* [Materials provided]:
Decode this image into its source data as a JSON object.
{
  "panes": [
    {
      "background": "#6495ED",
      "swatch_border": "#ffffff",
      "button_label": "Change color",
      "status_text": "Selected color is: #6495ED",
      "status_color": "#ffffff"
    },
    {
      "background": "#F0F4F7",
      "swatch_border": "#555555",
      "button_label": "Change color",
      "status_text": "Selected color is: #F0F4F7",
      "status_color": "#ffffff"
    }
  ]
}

* [Exercise prompt]: Pull out all lines containing the word "background" from the entries above.

* [Expected answer]:
      "background": "#6495ED",
      "background": "#F0F4F7",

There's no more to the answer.